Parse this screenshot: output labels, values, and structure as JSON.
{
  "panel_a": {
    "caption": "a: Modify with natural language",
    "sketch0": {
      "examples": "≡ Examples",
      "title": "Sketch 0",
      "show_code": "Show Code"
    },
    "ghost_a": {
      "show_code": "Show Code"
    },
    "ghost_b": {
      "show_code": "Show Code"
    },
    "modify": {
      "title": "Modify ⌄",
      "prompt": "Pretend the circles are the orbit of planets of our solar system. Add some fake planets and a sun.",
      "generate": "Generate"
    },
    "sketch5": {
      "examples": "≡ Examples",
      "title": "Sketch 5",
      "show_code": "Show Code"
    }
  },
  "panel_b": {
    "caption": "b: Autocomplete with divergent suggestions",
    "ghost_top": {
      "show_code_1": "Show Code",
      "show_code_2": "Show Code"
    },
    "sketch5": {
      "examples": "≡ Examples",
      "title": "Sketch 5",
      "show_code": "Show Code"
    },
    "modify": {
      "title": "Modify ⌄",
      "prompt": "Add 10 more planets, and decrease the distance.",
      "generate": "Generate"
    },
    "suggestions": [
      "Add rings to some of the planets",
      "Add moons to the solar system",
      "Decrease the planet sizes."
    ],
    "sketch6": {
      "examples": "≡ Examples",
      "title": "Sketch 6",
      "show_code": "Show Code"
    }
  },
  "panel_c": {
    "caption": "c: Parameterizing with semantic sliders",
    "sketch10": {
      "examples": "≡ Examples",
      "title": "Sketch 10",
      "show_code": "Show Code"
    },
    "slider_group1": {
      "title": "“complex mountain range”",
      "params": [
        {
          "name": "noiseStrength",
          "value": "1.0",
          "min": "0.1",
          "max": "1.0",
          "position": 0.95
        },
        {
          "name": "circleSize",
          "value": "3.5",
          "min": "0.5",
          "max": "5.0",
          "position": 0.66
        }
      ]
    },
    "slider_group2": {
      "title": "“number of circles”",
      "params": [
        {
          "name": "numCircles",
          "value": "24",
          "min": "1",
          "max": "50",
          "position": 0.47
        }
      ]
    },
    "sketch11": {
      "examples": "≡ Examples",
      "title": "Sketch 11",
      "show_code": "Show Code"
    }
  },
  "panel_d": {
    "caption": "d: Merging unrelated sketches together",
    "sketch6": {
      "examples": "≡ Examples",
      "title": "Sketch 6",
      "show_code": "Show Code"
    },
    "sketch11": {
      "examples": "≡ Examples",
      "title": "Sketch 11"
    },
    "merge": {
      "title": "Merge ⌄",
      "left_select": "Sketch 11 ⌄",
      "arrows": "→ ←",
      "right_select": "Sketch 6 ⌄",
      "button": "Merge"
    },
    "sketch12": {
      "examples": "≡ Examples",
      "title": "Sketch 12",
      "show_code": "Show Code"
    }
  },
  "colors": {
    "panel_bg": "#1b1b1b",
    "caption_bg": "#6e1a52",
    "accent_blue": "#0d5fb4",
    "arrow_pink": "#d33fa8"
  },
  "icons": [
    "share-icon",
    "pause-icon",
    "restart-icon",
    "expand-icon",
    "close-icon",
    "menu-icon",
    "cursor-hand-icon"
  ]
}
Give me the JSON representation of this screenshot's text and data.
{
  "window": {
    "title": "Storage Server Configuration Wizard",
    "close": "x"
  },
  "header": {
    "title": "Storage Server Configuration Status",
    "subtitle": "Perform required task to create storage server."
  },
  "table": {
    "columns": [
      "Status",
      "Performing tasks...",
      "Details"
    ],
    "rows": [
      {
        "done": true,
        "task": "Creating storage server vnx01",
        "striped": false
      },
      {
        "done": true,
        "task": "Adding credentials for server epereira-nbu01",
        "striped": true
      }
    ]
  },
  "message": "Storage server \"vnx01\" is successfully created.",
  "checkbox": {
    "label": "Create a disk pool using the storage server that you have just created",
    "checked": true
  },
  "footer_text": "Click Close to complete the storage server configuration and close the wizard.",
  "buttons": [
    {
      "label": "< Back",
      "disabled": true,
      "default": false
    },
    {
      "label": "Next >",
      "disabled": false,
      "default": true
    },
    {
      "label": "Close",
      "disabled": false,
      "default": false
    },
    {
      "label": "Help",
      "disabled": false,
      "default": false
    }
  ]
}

WORK TO COMPLETE: Extract all of the material exactly as it is written.

THE REPLY:
Parse this screenshot: output labels, values, and structure as JSON.
{
  "panel_a": {
    "caption": "a: Modify with natural language",
    "sketch0": {
      "examples": "≡ Examples",
      "title": "Sketch 0",
      "show_code": "Show Code"
    },
    "ghost_a": {
      "show_code": "Show Code"
    },
    "ghost_b": {
      "show_code": "Show Code"
    },
    "modify": {
      "title": "Modify ⌄",
      "prompt": "Pretend the circles are the orbit of planets of our solar system. Add some fake planets and a sun.",
      "generate": "Generate"
    },
    "sketch5": {
      "examples": "≡ Examples",
      "title": "Sketch 5",
      "show_code": "Show Code"
    }
  },
  "panel_b": {
    "caption": "b: Autocomplete with divergent suggestions",
    "ghost_top": {
      "show_code_1": "Show Code",
      "show_code_2": "Show Code"
    },
    "sketch5": {
      "examples": "≡ Examples",
      "title": "Sketch 5",
      "show_code": "Show Code"
    },
    "modify": {
      "title": "Modify ⌄",
      "prompt": "Add 10 more planets, and decrease the distance.",
      "generate": "Generate"
    },
    "suggestions": [
      "Add rings to some of the planets",
      "Add moons to the solar system",
      "Decrease the planet sizes."
    ],
    "sketch6": {
      "examples": "≡ Examples",
      "title": "Sketch 6",
      "show_code": "Show Code"
    }
  },
  "panel_c": {
    "caption": "c: Parameterizing with semantic sliders",
    "sketch10": {
      "examples": "≡ Examples",
      "title": "Sketch 10",
      "show_code": "Show Code"
    },
    "slider_group1": {
      "title": "“complex mountain range”",
      "params": [
        {
          "name": "noiseStrength",
          "value": "1.0",
          "min": "0.1",
          "max": "1.0",
          "position": 0.95
        },
        {
          "name": "circleSize",
          "value": "3.5",
          "min": "0.5",
          "max": "5.0",
          "position": 0.66
        }
      ]
    },
    "slider_group2": {
      "title": "“number of circles”",
      "params": [
        {
          "name": "numCircles",
          "value": "24",
          "min": "1",
          "max": "50",
          "position": 0.47
        }
      ]
    },
    "sketch11": {
      "examples": "≡ Examples",
      "title": "Sketch 11",
      "show_code": "Show Code"
    }
  },
  "panel_d": {
    "caption": "d: Merging unrelated sketches together",
    "sketch6": {
      "examples": "≡ Examples",
      "title": "Sketch 6",
      "show_code": "Show Code"
    },
    "sketch11": {
      "examples": "≡ Examples",
      "title": "Sketch 11"
    },
    "merge": {
      "title": "Merge ⌄",
      "left_select": "Sketch 11 ⌄",
      "arrows": "→ ←",
      "right_select": "Sketch 6 ⌄",
      "button": "Merge"
    },
    "sketch12": {
      "examples": "≡ Examples",
      "title": "Sketch 12",
      "show_code": "Show Code"
    }
  },
  "colors": {
    "panel_bg": "#1b1b1b",
    "caption_bg": "#6e1a52",
    "accent_blue": "#0d5fb4",
    "arrow_pink": "#d33fa8"
  },
  "icons": [
    "share-icon",
    "pause-icon",
    "restart-icon",
    "expand-icon",
    "close-icon",
    "menu-icon",
    "cursor-hand-icon"
  ]
}
Give me the JSON representation of this screenshot's text and data.
{
  "window": {
    "title": "Storage Server Configuration Wizard",
    "close": "x"
  },
  "header": {
    "title": "Storage Server Configuration Status",
    "subtitle": "Perform required task to create storage server."
  },
  "table": {
    "columns": [
      "Status",
      "Performing tasks...",
      "Details"
    ],
    "rows": [
      {
        "done": true,
        "task": "Creating storage server vnx01",
        "striped": false
      },
      {
        "done": true,
        "task": "Adding credentials for server epereira-nbu01",
        "striped": true
      }
    ]
  },
  "message": "Storage server \"vnx01\" is successfully created.",
  "checkbox": {
    "label": "Create a disk pool using the storage server that you have just created",
    "checked": true
  },
  "footer_text": "Click Close to complete the storage server configuration and close the wizard.",
  "buttons": [
    {
      "label": "< Back",
      "disabled": true,
      "default": false
    },
    {
      "label": "Next >",
      "disabled": false,
      "default": true
    },
    {
      "label": "Close",
      "disabled": false,
      "default": false
    },
    {
      "label": "Help",
      "disabled": false,
      "default": false
    }
  ]
}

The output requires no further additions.